### Material to process
—————

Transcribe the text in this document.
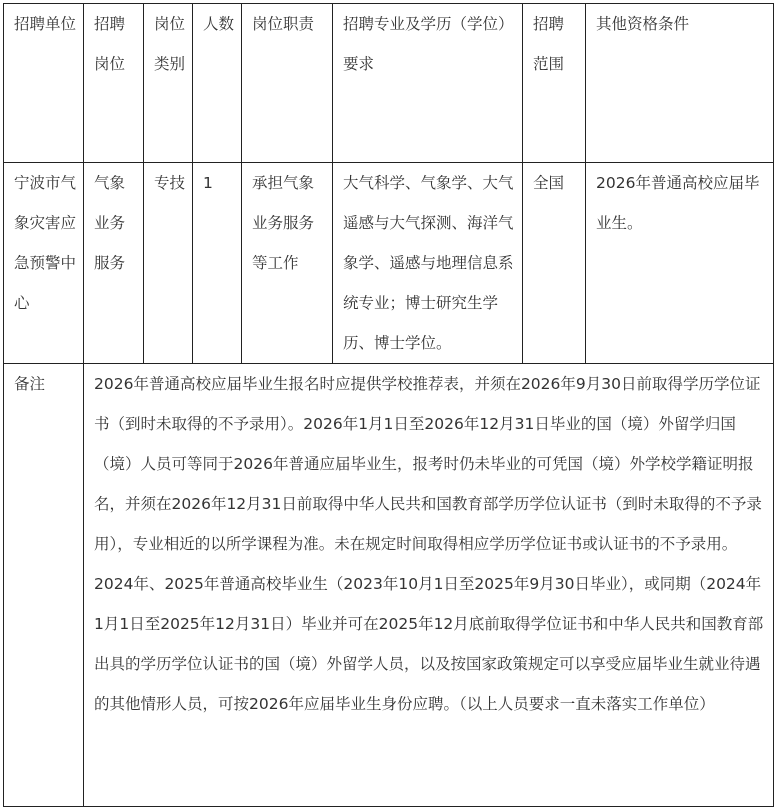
招聘单位	招聘岗位	岗位类别	人数	岗位职责	招聘专业及学历（学位）要求	招聘范围	其他资格条件

宁波市气象灾害应急预警中心	气象业务服务	专技	1	承担气象业务服务等工作	大气科学、气象学、大气遥感与大气探测、海洋气象学、遥感与地理信息系统专业；博士研究生学历、博士学位。	全国	2026年普通高校应届毕业生。

备注	2026年普通高校应届毕业生报名时应提供学校推荐表，并须在2026年9月30日前取得学历学位证书（到时未取得的不予录用）。2026年1月1日至2026年12月31日毕业的国（境）外留学归国（境）人员可等同于2026年普通应届毕业生，报考时仍未毕业的可凭国（境）外学校学籍证明报名，并须在2026年12月31日前取得中华人民共和国教育部学历学位认证书（到时未取得的不予录用），专业相近的以所学课程为准。未在规定时间取得相应学历学位证书或认证书的不予录用。
2024年、2025年普通高校毕业生（2023年10月1日至2025年9月30日毕业），或同期（2024年1月1日至2025年12月31日）毕业并可在2025年12月底前取得学位证书和中华人民共和国教育部出具的学历学位认证书的国（境）外留学人员，以及按国家政策规定可以享受应届毕业生就业待遇的其他情形人员，可按2026年应届毕业生身份应聘。（以上人员要求一直未落实工作单位）						
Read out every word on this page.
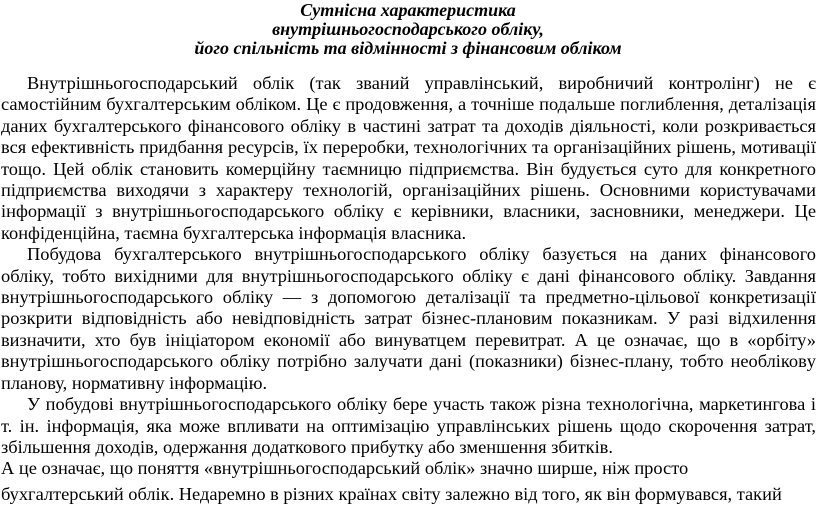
Сутнісна характеристика
внутрішньогосподарського обліку,
його спільність та відмінності з фінансовим обліком

Внутрішньогосподарський облік (так званий управлінський, виробничий контролінг) не є самостійним бухгалтерським обліком. Це є продовження, а точніше подальше поглиблення, деталізація даних бухгалтерського фінансового обліку в частині затрат та доходів діяльності, коли розкривається вся ефективність придбання ресурсів, їх переробки, технологічних та організаційних рішень, мотивації тощо. Цей облік становить комерційну таємницю підприємства. Він будується суто для конкретного підприємства виходячи з характеру технологій, організаційних рішень. Основними користувачами інформації з внутрішньогосподарського обліку є керівники, власники, засновники, менеджери. Це конфіденційна, таємна бухгалтерська інформація власника.

Побудова бухгалтерського внутрішньогосподарського обліку базується на даних фінансового обліку, тобто вихідними для внутрішньогосподарського обліку є дані фінансового обліку. Завдання внутрішньогосподарського обліку — з допомогою деталізації та предметно-цільової конкретизації розкрити відповідність або невідповідність затрат бізнес-плановим показникам. У разі відхилення визначити, хто був ініціатором економії або винуватцем перевитрат. А це означає, що в «орбіту» внутрішньогосподарського обліку потрібно залучати дані (показники) бізнес-плану, тобто необліковy планову, нормативну інформацію.

У побудові внутрішньогосподарського обліку бере участь також різна технологічна, маркетингова і т. ін. інформація, яка може впливати на оптимізацію управлінських рішень щодо скорочення затрат, збільшення доходів, одержання додаткового прибутку або зменшення збитків.

А це означає, що поняття «внутрішньогосподарський облік» значно ширше, ніж просто

бухгалтерський облік. Недаремно в різних країнах світу залежно від того, як він формувався, такий
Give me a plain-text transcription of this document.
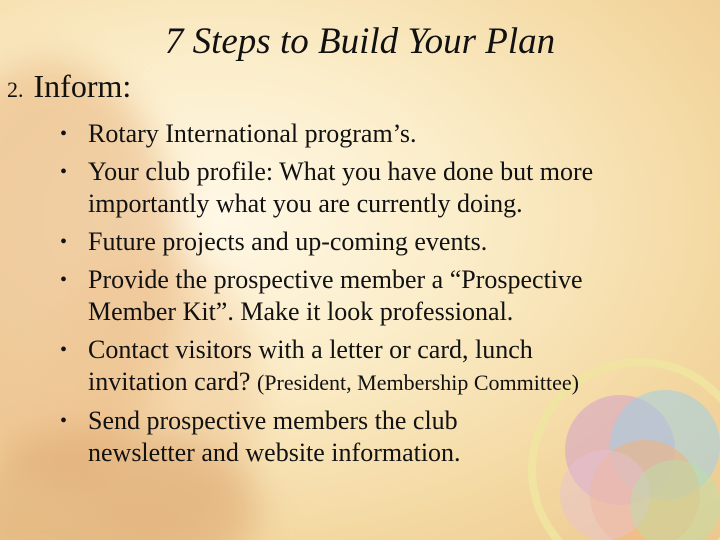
7 Steps to Build Your Plan
2. Inform:
• Rotary International program’s.
• Your club profile: What you have done but more
importantly what you are currently doing.
• Future projects and up-coming events.
• Provide the prospective member a “Prospective
Member Kit”. Make it look professional.
• Contact visitors with a letter or card, lunch
invitation card? (President, Membership Committee)
• Send prospective members the club
newsletter and website information.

—————

### Objective
Copy the records exactly as they appear, excluding images.

### Output below
Transcribe the text in this document.
招聘单位	招聘岗位	岗位类别	人数	岗位职责	招聘专业及学历（学位）要求	招聘范围	其他资格条件

宁波市气象灾害应急预警中心	气象业务服务	专技	1	承担气象业务服务等工作	大气科学、气象学、大气遥感与大气探测、海洋气象学、遥感与地理信息系统专业；博士研究生学历、博士学位。	全国	2026年普通高校应届毕业生。

备注	2026年普通高校应届毕业生报名时应提供学校推荐表，并须在2026年9月30日前取得学历学位证书（到时未取得的不予录用）。2026年1月1日至2026年12月31日毕业的国（境）外留学归国（境）人员可等同于2026年普通应届毕业生，报考时仍未毕业的可凭国（境）外学校学籍证明报名，并须在2026年12月31日前取得中华人民共和国教育部学历学位认证书（到时未取得的不予录用），专业相近的以所学课程为准。未在规定时间取得相应学历学位证书或认证书的不予录用。
2024年、2025年普通高校毕业生（2023年10月1日至2025年9月30日毕业），或同期（2024年1月1日至2025年12月31日）毕业并可在2025年12月底前取得学位证书和中华人民共和国教育部出具的学历学位认证书的国（境）外留学人员，以及按国家政策规定可以享受应届毕业生就业待遇的其他情形人员，可按2026年应届毕业生身份应聘。（以上人员要求一直未落实工作单位）						
Read out every word on this page.
Сутнісна характеристика
внутрішньогосподарського обліку,
його спільність та відмінності з фінансовим обліком

Внутрішньогосподарський облік (так званий управлінський, виробничий контролінг) не є самостійним бухгалтерським обліком. Це є продовження, а точніше подальше поглиблення, деталізація даних бухгалтерського фінансового обліку в частині затрат та доходів діяльності, коли розкривається вся ефективність придбання ресурсів, їх переробки, технологічних та організаційних рішень, мотивації тощо. Цей облік становить комерційну таємницю підприємства. Він будується суто для конкретного підприємства виходячи з характеру технологій, організаційних рішень. Основними користувачами інформації з внутрішньогосподарського обліку є керівники, власники, засновники, менеджери. Це конфіденційна, таємна бухгалтерська інформація власника.

Побудова бухгалтерського внутрішньогосподарського обліку базується на даних фінансового обліку, тобто вихідними для внутрішньогосподарського обліку є дані фінансового обліку. Завдання внутрішньогосподарського обліку — з допомогою деталізації та предметно-цільової конкретизації розкрити відповідність або невідповідність затрат бізнес-плановим показникам. У разі відхилення визначити, хто був ініціатором економії або винуватцем перевитрат. А це означає, що в «орбіту» внутрішньогосподарського обліку потрібно залучати дані (показники) бізнес-плану, тобто необліковy планову, нормативну інформацію.

У побудові внутрішньогосподарського обліку бере участь також різна технологічна, маркетингова і т. ін. інформація, яка може впливати на оптимізацію управлінських рішень щодо скорочення затрат, збільшення доходів, одержання додаткового прибутку або зменшення збитків.

А це означає, що поняття «внутрішньогосподарський облік» значно ширше, ніж просто

бухгалтерський облік. Недаремно в різних країнах світу залежно від того, як він формувався, такий
Give me a plain-text transcription of this document.
7 Steps to Build Your Plan
2. Inform:
• Rotary International program’s.
• Your club profile: What you have done but more
importantly what you are currently doing.
• Future projects and up-coming events.
• Provide the prospective member a “Prospective
Member Kit”. Make it look professional.
• Contact visitors with a letter or card, lunch
invitation card? (President, Membership Committee)
• Send prospective members the club
newsletter and website information.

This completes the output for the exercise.